- TASK GOAL -
Set every record down verbatim and omit the pictures.

- DATASET -
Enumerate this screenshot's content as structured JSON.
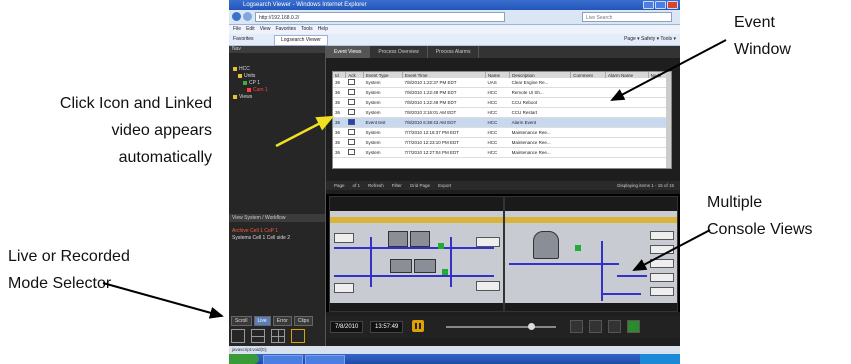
{
  "callouts": {
    "event_window": [
      "Event",
      "Window"
    ],
    "click_icon": [
      "Click Icon and Linked",
      "video appears",
      "automatically"
    ],
    "multiple_console": [
      "Multiple",
      "Console Views"
    ],
    "live_recorded": [
      "Live or Recorded",
      "Mode Selector"
    ]
  },
  "browser": {
    "title": "Logsearch Viewer - Windows Internet Explorer",
    "url": "http://192.168.0.2/",
    "search_placeholder": "Live Search",
    "menu": [
      "File",
      "Edit",
      "View",
      "Favorites",
      "Tools",
      "Help"
    ],
    "favorites_label": "Favorites",
    "tab_label": "Logsearch Viewer",
    "tools_label": "Page ▾ Safety ▾ Tools ▾"
  },
  "app": {
    "left_header": "Nav",
    "tree": [
      "HCC",
      "Units",
      "CP 1",
      "Cam 1",
      "Views"
    ],
    "nav_header": "View System / Workflow",
    "nav_items": [
      "Archive  Cell 1  CoP 1",
      "Systems  Cell 1  Cell side 2"
    ],
    "mode_buttons": [
      "Scroll",
      "Live",
      "Error",
      "Clips"
    ],
    "tabs": [
      "Event Views",
      "Process Overview",
      "Process Alarms"
    ],
    "columns": [
      "Id",
      "Ack",
      "Event Type",
      "Event Time",
      "Name",
      "Description",
      "Comment",
      "Alarm Name",
      "Node"
    ],
    "rows": [
      [
        "36",
        "System",
        "7/8/2010 1:22:37 PM EDT",
        "UAS",
        "Clear Engine Re..."
      ],
      [
        "36",
        "System",
        "7/8/2010 1:22:49 PM EDT",
        "HCC",
        "Remote UI Sh..."
      ],
      [
        "36",
        "System",
        "7/8/2010 1:22:49 PM EDT",
        "HCC",
        "CCU Reboot"
      ],
      [
        "36",
        "System",
        "7/8/2010 3:16:01 AM EDT",
        "HCC",
        "CCU Restart"
      ],
      [
        "36",
        "Event test",
        "7/8/2010 6:38:43 AM EDT",
        "HCC",
        "Alarm Event"
      ],
      [
        "36",
        "System",
        "7/7/2010 12:18:37 PM EDT",
        "HCC",
        "Maintenance Ree..."
      ],
      [
        "36",
        "System",
        "7/7/2010 12:23:10 PM EDT",
        "HCC",
        "Maintenance Ree..."
      ],
      [
        "36",
        "System",
        "7/7/2010 12:27:04 PM EDT",
        "HCC",
        "Maintenance Ree..."
      ]
    ],
    "pager": [
      "Page",
      "of 1",
      "Refresh",
      "Filter",
      "Grid Page",
      "Export"
    ],
    "pager_summary": "Displaying items 1 - 15 of 15",
    "date": "7/8/2010",
    "time": "13:57:49"
  },
  "statusbar": "javascript:void(0);"
}
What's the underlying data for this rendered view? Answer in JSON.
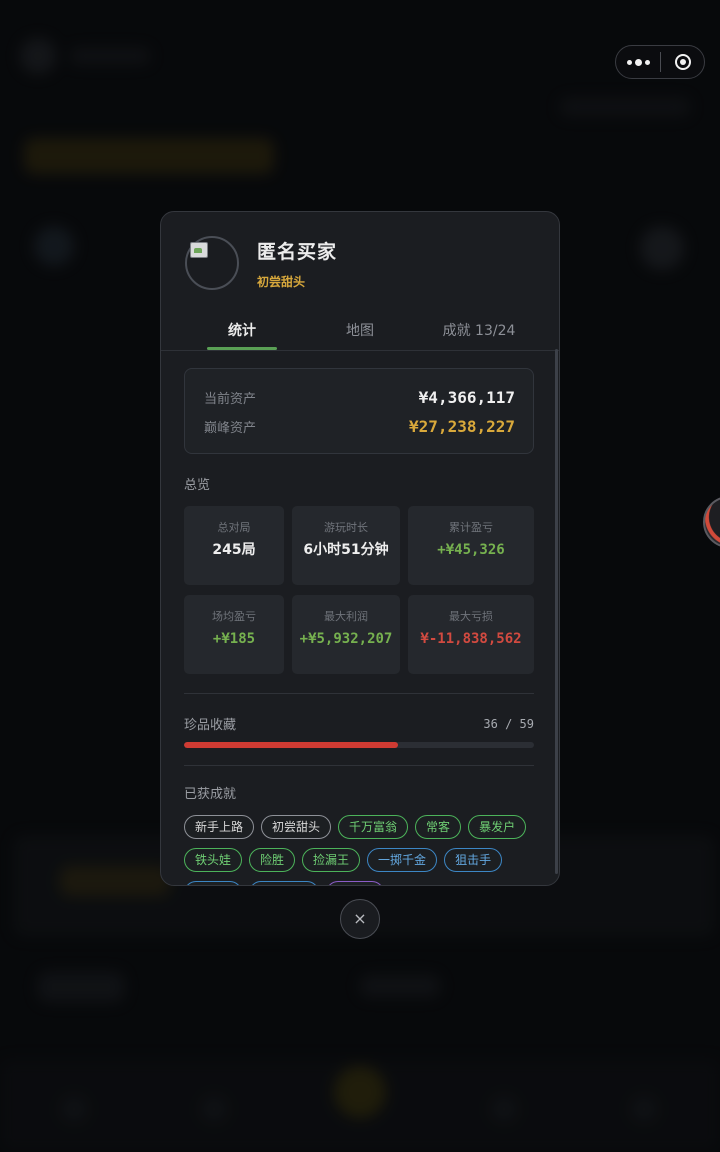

- ANSWER IN FULL -
Enumerate this screenshot's content as structured JSON.
{
  "callouts": {
    "event_window": [
      "Event",
      "Window"
    ],
    "click_icon": [
      "Click Icon and Linked",
      "video appears",
      "automatically"
    ],
    "multiple_console": [
      "Multiple",
      "Console Views"
    ],
    "live_recorded": [
      "Live or Recorded",
      "Mode Selector"
    ]
  },
  "browser": {
    "title": "Logsearch Viewer - Windows Internet Explorer",
    "url": "http://192.168.0.2/",
    "search_placeholder": "Live Search",
    "menu": [
      "File",
      "Edit",
      "View",
      "Favorites",
      "Tools",
      "Help"
    ],
    "favorites_label": "Favorites",
    "tab_label": "Logsearch Viewer",
    "tools_label": "Page ▾ Safety ▾ Tools ▾"
  },
  "app": {
    "left_header": "Nav",
    "tree": [
      "HCC",
      "Units",
      "CP 1",
      "Cam 1",
      "Views"
    ],
    "nav_header": "View System / Workflow",
    "nav_items": [
      "Archive  Cell 1  CoP 1",
      "Systems  Cell 1  Cell side 2"
    ],
    "mode_buttons": [
      "Scroll",
      "Live",
      "Error",
      "Clips"
    ],
    "tabs": [
      "Event Views",
      "Process Overview",
      "Process Alarms"
    ],
    "columns": [
      "Id",
      "Ack",
      "Event Type",
      "Event Time",
      "Name",
      "Description",
      "Comment",
      "Alarm Name",
      "Node"
    ],
    "rows": [
      [
        "36",
        "System",
        "7/8/2010 1:22:37 PM EDT",
        "UAS",
        "Clear Engine Re..."
      ],
      [
        "36",
        "System",
        "7/8/2010 1:22:49 PM EDT",
        "HCC",
        "Remote UI Sh..."
      ],
      [
        "36",
        "System",
        "7/8/2010 1:22:49 PM EDT",
        "HCC",
        "CCU Reboot"
      ],
      [
        "36",
        "System",
        "7/8/2010 3:16:01 AM EDT",
        "HCC",
        "CCU Restart"
      ],
      [
        "36",
        "Event test",
        "7/8/2010 6:38:43 AM EDT",
        "HCC",
        "Alarm Event"
      ],
      [
        "36",
        "System",
        "7/7/2010 12:18:37 PM EDT",
        "HCC",
        "Maintenance Ree..."
      ],
      [
        "36",
        "System",
        "7/7/2010 12:23:10 PM EDT",
        "HCC",
        "Maintenance Ree..."
      ],
      [
        "36",
        "System",
        "7/7/2010 12:27:04 PM EDT",
        "HCC",
        "Maintenance Ree..."
      ]
    ],
    "pager": [
      "Page",
      "of 1",
      "Refresh",
      "Filter",
      "Grid Page",
      "Export"
    ],
    "pager_summary": "Displaying items 1 - 15 of 15",
    "date": "7/8/2010",
    "time": "13:57:49"
  },
  "statusbar": "javascript:void(0);"
}
What's the underlying data for this rendered view? Answer in JSON.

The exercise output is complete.